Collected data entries
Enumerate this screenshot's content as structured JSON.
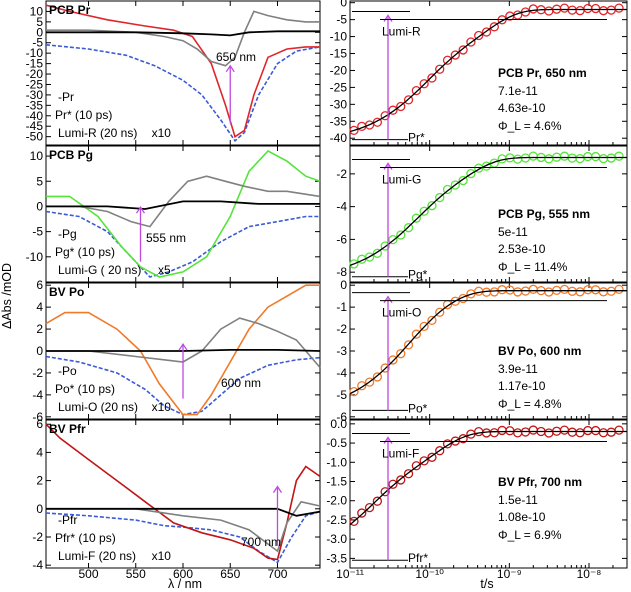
{
  "figure": {
    "ylabel": "ΔAbs /mOD",
    "xlabel_left": "λ / nm",
    "xlabel_right": "t/s"
  },
  "colors": {
    "ground": "#3b5bd6",
    "excited_pcb_pr": "#e0262b",
    "excited_pcb_pg": "#55e43a",
    "excited_bv_po": "#f07a2a",
    "excited_bv_pfr": "#c01515",
    "lumi": "#808080",
    "black": "#000000",
    "magenta": "#c048e0"
  },
  "chart_data": [
    {
      "type": "line",
      "panel": "spectra",
      "title": "PCB Pr",
      "xlim": [
        455,
        745
      ],
      "ylim": [
        -54,
        15
      ],
      "yticks": [
        10,
        5,
        0,
        -5,
        -10,
        -15,
        -20,
        -25,
        -30,
        -35,
        -40,
        -45,
        -50
      ],
      "xticks": [
        500,
        550,
        600,
        650,
        700
      ],
      "arrow_label": "650 nm",
      "arrow_x": 650,
      "legend": [
        "-Pr",
        "Pr* (10 ps)",
        "Lumi-R (20 ns)",
        "x10"
      ],
      "series": [
        {
          "name": "Pr",
          "style": "dashed",
          "color": "ground",
          "x": [
            455,
            500,
            540,
            570,
            600,
            620,
            640,
            655,
            665,
            680,
            700,
            720,
            745
          ],
          "y": [
            -6,
            -8,
            -11,
            -16,
            -23,
            -30,
            -42,
            -52,
            -48,
            -30,
            -15,
            -9,
            -7
          ]
        },
        {
          "name": "Pr*",
          "color": "excited_pcb_pr",
          "x": [
            455,
            480,
            520,
            560,
            590,
            610,
            630,
            645,
            655,
            665,
            675,
            690,
            710,
            730,
            745
          ],
          "y": [
            13,
            10,
            6,
            3,
            1,
            -2,
            -15,
            -35,
            -50,
            -47,
            -30,
            -12,
            -8,
            -7,
            -7
          ]
        },
        {
          "name": "Lumi-R",
          "color": "lumi",
          "x": [
            455,
            500,
            550,
            580,
            600,
            615,
            630,
            645,
            655,
            665,
            675,
            690,
            710,
            730,
            745
          ],
          "y": [
            1,
            1,
            0,
            -2,
            -4,
            -8,
            -14,
            -16,
            -12,
            0,
            10,
            8,
            6,
            5,
            5
          ]
        },
        {
          "name": "black",
          "color": "black",
          "x": [
            455,
            500,
            550,
            600,
            630,
            650,
            670,
            700,
            745
          ],
          "y": [
            0,
            0,
            0,
            -0.5,
            -1,
            -1.5,
            0,
            0.5,
            0.5
          ]
        }
      ]
    },
    {
      "type": "line",
      "panel": "spectra",
      "title": "PCB Pg",
      "xlim": [
        455,
        745
      ],
      "ylim": [
        -15,
        12
      ],
      "yticks": [
        10,
        5,
        0,
        -5,
        -10
      ],
      "xticks": [
        500,
        550,
        600,
        650,
        700
      ],
      "arrow_label": "555 nm",
      "arrow_x": 555,
      "legend": [
        "-Pg",
        "Pg* (10 ps)",
        "Lumi-G ( 20 ns)",
        "x5"
      ],
      "series": [
        {
          "name": "Pg",
          "style": "dashed",
          "color": "ground",
          "x": [
            455,
            490,
            520,
            545,
            565,
            585,
            610,
            640,
            670,
            700,
            730,
            745
          ],
          "y": [
            -1,
            -2,
            -5,
            -10,
            -14,
            -13,
            -11,
            -7,
            -4,
            -3,
            -2,
            -2
          ]
        },
        {
          "name": "Pg*",
          "color": "excited_pcb_pg",
          "x": [
            455,
            480,
            510,
            535,
            555,
            575,
            600,
            625,
            650,
            670,
            690,
            710,
            730,
            745
          ],
          "y": [
            2,
            2,
            -2,
            -8,
            -12,
            -14,
            -13,
            -10,
            -2,
            7,
            11,
            9,
            6,
            5
          ]
        },
        {
          "name": "Lumi-G",
          "color": "lumi",
          "x": [
            455,
            490,
            520,
            545,
            565,
            585,
            605,
            625,
            645,
            665,
            690,
            710,
            745
          ],
          "y": [
            0,
            0,
            -1,
            -3,
            -4,
            1,
            5,
            6,
            5,
            4,
            3,
            3,
            2
          ]
        },
        {
          "name": "black",
          "color": "black",
          "x": [
            455,
            520,
            560,
            600,
            640,
            680,
            720,
            745
          ],
          "y": [
            0,
            0,
            -0.5,
            1,
            1,
            0.5,
            0.5,
            0.5
          ]
        }
      ]
    },
    {
      "type": "line",
      "panel": "spectra",
      "title": "BV Po",
      "xlim": [
        455,
        745
      ],
      "ylim": [
        -6.2,
        6.2
      ],
      "yticks": [
        6,
        4,
        2,
        0,
        -2,
        -4,
        -6
      ],
      "xticks": [
        500,
        550,
        600,
        650,
        700
      ],
      "arrow_label": "600 nm",
      "arrow_x": 600,
      "legend": [
        "-Po",
        "Po* (10 ps)",
        "Lumi-O (20 ns)",
        "x10"
      ],
      "series": [
        {
          "name": "Po",
          "style": "dashed",
          "color": "ground",
          "x": [
            455,
            490,
            530,
            560,
            580,
            600,
            620,
            640,
            660,
            690,
            720,
            745
          ],
          "y": [
            -0.5,
            -1,
            -2,
            -3.5,
            -5,
            -5.8,
            -5.5,
            -4,
            -2.5,
            -1.3,
            -0.8,
            -0.6
          ]
        },
        {
          "name": "Po*",
          "color": "excited_bv_po",
          "x": [
            455,
            475,
            500,
            530,
            555,
            575,
            600,
            615,
            630,
            650,
            670,
            690,
            710,
            730,
            745
          ],
          "y": [
            2.5,
            3.5,
            3.5,
            2,
            0,
            -3,
            -5.8,
            -5.8,
            -4,
            -1,
            2,
            4,
            5,
            6,
            6
          ]
        },
        {
          "name": "Lumi-O",
          "color": "lumi",
          "x": [
            455,
            500,
            550,
            580,
            600,
            620,
            640,
            660,
            680,
            700,
            720,
            745
          ],
          "y": [
            0,
            0,
            -0.5,
            -0.8,
            -1,
            0,
            2,
            3,
            2.5,
            1.8,
            1,
            -1.5
          ]
        },
        {
          "name": "black",
          "color": "black",
          "x": [
            455,
            550,
            600,
            650,
            700,
            745
          ],
          "y": [
            0,
            0,
            0,
            0.1,
            0.1,
            0
          ]
        }
      ]
    },
    {
      "type": "line",
      "panel": "spectra",
      "title": "BV Pfr",
      "xlim": [
        455,
        745
      ],
      "ylim": [
        -4.2,
        6.3
      ],
      "yticks": [
        6,
        4,
        2,
        0,
        -2,
        -4
      ],
      "xticks": [
        500,
        550,
        600,
        650,
        700
      ],
      "arrow_label": "700 nm",
      "arrow_x": 700,
      "legend": [
        "-Pfr",
        "Pfr* (10 ps)",
        "Lumi-F (20 ns)",
        "x10"
      ],
      "series": [
        {
          "name": "Pfr",
          "style": "dashed",
          "color": "ground",
          "x": [
            455,
            500,
            550,
            580,
            600,
            630,
            660,
            680,
            700,
            715,
            730,
            745
          ],
          "y": [
            -0.3,
            -0.5,
            -0.8,
            -1.2,
            -1.3,
            -1.5,
            -2,
            -3,
            -3.8,
            -2,
            -0.5,
            -0.2
          ]
        },
        {
          "name": "Pfr*",
          "color": "excited_bv_pfr",
          "x": [
            455,
            470,
            500,
            530,
            560,
            590,
            620,
            650,
            675,
            690,
            700,
            710,
            720,
            730,
            745
          ],
          "y": [
            6,
            5,
            3.5,
            2,
            0.5,
            -1,
            -1.7,
            -2.2,
            -2.8,
            -3.5,
            -3.6,
            -1,
            2,
            3,
            2.3
          ]
        },
        {
          "name": "Lumi-F",
          "color": "lumi",
          "x": [
            455,
            500,
            550,
            600,
            640,
            670,
            690,
            700,
            710,
            725,
            745
          ],
          "y": [
            0,
            0,
            0,
            -0.5,
            -0.8,
            -1.5,
            -2.5,
            -3,
            -1,
            0.5,
            0.2
          ]
        },
        {
          "name": "black",
          "color": "black",
          "x": [
            455,
            600,
            680,
            700,
            720,
            745
          ],
          "y": [
            0,
            0,
            0,
            0,
            -0.5,
            -0.2
          ]
        }
      ]
    },
    {
      "type": "scatter",
      "panel": "kinetics",
      "title": "PCB Pr, 650 nm",
      "tau1": 7.1e-11,
      "tau2": 4.63e-10,
      "phi": "Φ_L = 4.6%",
      "top_label": "Lumi-R",
      "bottom_label": "Pr*",
      "xscale": "log",
      "xlim": [
        1e-11,
        3e-08
      ],
      "ylim": [
        -42,
        0.5
      ],
      "yticks": [
        0,
        -5,
        -10,
        -15,
        -20,
        -25,
        -30,
        -35,
        -40
      ],
      "marker_color": "excited_pcb_pr",
      "start": -41,
      "end": -2
    },
    {
      "type": "scatter",
      "panel": "kinetics",
      "title": "PCB Pg, 555 nm",
      "tau1": 5e-11,
      "tau2": 2.53e-10,
      "phi": "Φ_L = 11.4%",
      "top_label": "Lumi-G",
      "bottom_label": "Pg*",
      "xscale": "log",
      "xlim": [
        1e-11,
        3e-08
      ],
      "ylim": [
        -8.6,
        -0.3
      ],
      "yticks": [
        -2,
        -4,
        -6,
        -8
      ],
      "marker_color": "excited_pcb_pg",
      "start": -8.4,
      "end": -1.0
    },
    {
      "type": "scatter",
      "panel": "kinetics",
      "title": "BV Po, 600 nm",
      "tau1": 3.9e-11,
      "tau2": 1.17e-10,
      "phi": "Φ_L = 4.8%",
      "top_label": "Lumi-O",
      "bottom_label": "Po*",
      "xscale": "log",
      "xlim": [
        1e-11,
        3e-08
      ],
      "ylim": [
        -6.1,
        0.1
      ],
      "yticks": [
        0,
        -1,
        -2,
        -3,
        -4,
        -5,
        -6
      ],
      "marker_color": "excited_bv_po",
      "start": -5.8,
      "end": -0.25
    },
    {
      "type": "scatter",
      "panel": "kinetics",
      "title": "BV Pfr, 700 nm",
      "tau1": 1.5e-11,
      "tau2": 1.08e-10,
      "phi": "Φ_L = 6.9%",
      "top_label": "Lumi-F",
      "bottom_label": "Pfr*",
      "xscale": "log",
      "xlim": [
        1e-11,
        3e-08
      ],
      "ylim": [
        -3.75,
        0.1
      ],
      "yticks": [
        0,
        -0.5,
        -1.0,
        -1.5,
        -2.0,
        -2.5,
        -3.0,
        -3.5
      ],
      "xticks": [
        "10⁻¹¹",
        "10⁻¹⁰",
        "10⁻⁹",
        "10⁻⁸"
      ],
      "marker_color": "excited_bv_pfr",
      "start": -3.6,
      "end": -0.2
    }
  ]
}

§ **The problem**
Search the records above for "title". Copy each line where it is found.

§ **Answer to this task**
      "title": "PCB Pr",
      "title": "PCB Pg",
      "title": "BV Po",
      "title": "BV Pfr",
      "title": "PCB Pr, 650 nm",
      "title": "PCB Pg, 555 nm",
      "title": "BV Po, 600 nm",
      "title": "BV Pfr, 700 nm",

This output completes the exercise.